• PROBLEM
Exactly how many lines have the word "arrow"? Answer with the bare number.

• DATA TO PROCESS
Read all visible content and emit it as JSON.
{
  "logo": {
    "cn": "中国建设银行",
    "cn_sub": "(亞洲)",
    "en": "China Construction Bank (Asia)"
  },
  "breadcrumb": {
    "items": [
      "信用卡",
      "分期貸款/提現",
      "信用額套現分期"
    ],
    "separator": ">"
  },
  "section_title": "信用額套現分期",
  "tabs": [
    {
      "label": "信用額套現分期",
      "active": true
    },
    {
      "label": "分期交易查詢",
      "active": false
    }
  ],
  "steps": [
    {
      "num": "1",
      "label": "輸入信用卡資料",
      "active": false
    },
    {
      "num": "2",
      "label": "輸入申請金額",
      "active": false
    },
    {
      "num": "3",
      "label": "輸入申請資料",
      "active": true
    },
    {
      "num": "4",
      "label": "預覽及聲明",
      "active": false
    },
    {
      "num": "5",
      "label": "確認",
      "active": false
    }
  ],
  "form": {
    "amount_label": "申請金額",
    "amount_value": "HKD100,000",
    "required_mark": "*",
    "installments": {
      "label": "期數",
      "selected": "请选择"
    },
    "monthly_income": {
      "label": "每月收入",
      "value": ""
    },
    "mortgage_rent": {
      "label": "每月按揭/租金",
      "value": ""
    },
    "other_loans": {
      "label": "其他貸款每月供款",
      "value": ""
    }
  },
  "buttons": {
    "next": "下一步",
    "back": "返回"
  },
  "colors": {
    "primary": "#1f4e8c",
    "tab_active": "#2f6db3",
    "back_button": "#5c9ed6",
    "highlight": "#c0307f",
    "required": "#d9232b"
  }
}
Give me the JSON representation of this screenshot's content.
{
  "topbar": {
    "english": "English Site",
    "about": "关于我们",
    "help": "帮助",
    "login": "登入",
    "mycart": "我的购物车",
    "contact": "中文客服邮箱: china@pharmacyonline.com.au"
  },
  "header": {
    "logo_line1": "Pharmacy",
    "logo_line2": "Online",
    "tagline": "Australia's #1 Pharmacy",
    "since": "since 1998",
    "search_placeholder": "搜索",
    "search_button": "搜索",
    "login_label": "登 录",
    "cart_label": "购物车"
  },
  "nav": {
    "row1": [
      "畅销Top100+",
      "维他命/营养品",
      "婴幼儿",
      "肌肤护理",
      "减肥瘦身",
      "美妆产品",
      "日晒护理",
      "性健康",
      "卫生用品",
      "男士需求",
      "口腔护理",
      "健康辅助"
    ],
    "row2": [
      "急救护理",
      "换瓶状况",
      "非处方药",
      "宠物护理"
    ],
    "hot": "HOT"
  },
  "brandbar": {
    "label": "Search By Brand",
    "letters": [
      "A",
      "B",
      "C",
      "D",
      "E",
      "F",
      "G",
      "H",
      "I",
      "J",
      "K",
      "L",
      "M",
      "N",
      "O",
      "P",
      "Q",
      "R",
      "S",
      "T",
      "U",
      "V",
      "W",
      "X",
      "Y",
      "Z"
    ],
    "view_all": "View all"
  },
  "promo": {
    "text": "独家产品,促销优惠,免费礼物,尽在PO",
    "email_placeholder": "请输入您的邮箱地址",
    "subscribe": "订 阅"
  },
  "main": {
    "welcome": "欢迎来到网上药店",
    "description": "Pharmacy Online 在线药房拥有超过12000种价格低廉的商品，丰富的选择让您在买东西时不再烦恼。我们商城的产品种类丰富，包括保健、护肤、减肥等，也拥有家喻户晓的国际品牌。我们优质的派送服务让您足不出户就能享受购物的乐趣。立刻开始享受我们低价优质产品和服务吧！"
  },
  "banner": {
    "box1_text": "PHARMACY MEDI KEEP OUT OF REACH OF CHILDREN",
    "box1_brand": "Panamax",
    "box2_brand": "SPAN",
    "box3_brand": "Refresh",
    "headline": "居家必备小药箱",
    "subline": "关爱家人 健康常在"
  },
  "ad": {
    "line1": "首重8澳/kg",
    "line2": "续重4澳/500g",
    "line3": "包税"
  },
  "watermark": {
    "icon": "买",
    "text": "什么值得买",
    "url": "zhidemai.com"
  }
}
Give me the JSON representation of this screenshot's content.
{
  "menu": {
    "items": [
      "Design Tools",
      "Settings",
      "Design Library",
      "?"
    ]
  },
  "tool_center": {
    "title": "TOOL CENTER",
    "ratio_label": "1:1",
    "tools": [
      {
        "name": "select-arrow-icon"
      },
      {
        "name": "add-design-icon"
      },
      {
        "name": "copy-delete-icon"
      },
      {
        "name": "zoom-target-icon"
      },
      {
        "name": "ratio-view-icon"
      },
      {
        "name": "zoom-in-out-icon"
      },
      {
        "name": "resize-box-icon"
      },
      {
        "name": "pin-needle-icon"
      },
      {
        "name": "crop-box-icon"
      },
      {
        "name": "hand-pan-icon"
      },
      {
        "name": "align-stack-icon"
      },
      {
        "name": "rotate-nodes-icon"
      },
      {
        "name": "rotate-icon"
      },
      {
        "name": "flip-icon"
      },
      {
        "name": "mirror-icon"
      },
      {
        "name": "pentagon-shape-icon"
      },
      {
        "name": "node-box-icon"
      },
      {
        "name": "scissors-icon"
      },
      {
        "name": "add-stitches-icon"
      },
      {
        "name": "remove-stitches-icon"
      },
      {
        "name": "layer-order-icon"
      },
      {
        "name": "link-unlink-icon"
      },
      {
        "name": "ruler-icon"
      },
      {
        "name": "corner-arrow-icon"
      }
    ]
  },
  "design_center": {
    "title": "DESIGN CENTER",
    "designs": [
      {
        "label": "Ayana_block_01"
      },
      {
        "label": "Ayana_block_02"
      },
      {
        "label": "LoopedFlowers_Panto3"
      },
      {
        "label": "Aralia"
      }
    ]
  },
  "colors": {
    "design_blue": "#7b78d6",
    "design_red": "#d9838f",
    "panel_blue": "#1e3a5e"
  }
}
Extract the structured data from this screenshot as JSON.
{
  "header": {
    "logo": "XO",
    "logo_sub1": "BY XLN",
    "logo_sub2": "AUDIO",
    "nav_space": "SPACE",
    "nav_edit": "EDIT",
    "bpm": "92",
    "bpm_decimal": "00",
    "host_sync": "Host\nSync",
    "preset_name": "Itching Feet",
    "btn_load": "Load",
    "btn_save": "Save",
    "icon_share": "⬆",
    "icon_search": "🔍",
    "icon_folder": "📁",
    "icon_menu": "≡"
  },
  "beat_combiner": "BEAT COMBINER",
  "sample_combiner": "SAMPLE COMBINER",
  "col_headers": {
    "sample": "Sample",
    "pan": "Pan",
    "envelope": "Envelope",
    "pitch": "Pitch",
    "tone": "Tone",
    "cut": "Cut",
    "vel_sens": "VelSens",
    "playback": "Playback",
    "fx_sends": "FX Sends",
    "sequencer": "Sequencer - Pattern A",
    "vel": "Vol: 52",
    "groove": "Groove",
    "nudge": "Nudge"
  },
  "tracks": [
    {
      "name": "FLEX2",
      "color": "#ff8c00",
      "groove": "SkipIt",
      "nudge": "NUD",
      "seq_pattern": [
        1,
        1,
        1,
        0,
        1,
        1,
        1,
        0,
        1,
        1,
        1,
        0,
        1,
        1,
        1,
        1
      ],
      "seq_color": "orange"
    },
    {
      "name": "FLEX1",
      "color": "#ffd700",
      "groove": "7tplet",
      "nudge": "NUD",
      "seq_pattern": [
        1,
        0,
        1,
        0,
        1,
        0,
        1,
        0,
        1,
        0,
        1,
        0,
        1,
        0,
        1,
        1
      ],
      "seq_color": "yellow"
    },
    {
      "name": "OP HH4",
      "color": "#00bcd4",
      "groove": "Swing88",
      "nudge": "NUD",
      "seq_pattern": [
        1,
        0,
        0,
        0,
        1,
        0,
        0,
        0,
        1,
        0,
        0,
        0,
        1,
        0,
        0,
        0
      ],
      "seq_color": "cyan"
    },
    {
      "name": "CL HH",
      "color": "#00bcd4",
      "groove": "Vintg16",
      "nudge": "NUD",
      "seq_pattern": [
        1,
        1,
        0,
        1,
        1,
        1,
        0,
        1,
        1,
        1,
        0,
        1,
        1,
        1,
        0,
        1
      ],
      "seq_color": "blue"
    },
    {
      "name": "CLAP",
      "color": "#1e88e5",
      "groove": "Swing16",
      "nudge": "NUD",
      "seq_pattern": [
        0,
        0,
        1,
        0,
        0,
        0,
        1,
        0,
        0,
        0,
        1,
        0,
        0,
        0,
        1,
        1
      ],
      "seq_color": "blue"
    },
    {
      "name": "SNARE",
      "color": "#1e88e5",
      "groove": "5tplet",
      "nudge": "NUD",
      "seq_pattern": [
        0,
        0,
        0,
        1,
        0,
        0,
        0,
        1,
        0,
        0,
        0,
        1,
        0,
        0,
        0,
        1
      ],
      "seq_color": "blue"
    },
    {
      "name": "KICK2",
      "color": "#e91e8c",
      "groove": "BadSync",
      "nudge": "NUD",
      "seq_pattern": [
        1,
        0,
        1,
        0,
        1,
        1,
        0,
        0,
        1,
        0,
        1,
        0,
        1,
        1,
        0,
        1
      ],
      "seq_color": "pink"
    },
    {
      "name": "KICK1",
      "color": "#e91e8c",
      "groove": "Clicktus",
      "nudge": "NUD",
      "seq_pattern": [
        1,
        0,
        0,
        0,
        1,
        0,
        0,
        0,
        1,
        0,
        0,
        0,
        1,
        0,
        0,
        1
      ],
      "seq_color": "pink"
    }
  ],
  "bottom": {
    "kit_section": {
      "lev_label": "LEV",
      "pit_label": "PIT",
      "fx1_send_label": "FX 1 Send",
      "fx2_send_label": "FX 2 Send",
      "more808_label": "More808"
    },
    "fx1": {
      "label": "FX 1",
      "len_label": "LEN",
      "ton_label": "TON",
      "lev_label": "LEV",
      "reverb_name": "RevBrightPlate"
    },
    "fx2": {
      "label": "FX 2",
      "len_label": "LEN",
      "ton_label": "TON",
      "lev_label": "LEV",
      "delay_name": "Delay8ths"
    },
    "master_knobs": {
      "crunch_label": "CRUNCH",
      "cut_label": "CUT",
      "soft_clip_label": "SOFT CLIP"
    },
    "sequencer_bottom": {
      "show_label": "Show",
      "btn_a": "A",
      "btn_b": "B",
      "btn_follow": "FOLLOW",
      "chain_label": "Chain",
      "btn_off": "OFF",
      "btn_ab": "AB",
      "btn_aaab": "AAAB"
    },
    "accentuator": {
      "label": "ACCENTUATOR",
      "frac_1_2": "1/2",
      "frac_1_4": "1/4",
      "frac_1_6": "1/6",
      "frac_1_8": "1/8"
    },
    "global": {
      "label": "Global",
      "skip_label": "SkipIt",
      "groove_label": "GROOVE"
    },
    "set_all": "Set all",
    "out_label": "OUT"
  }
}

• FINISHED EXERCISE
2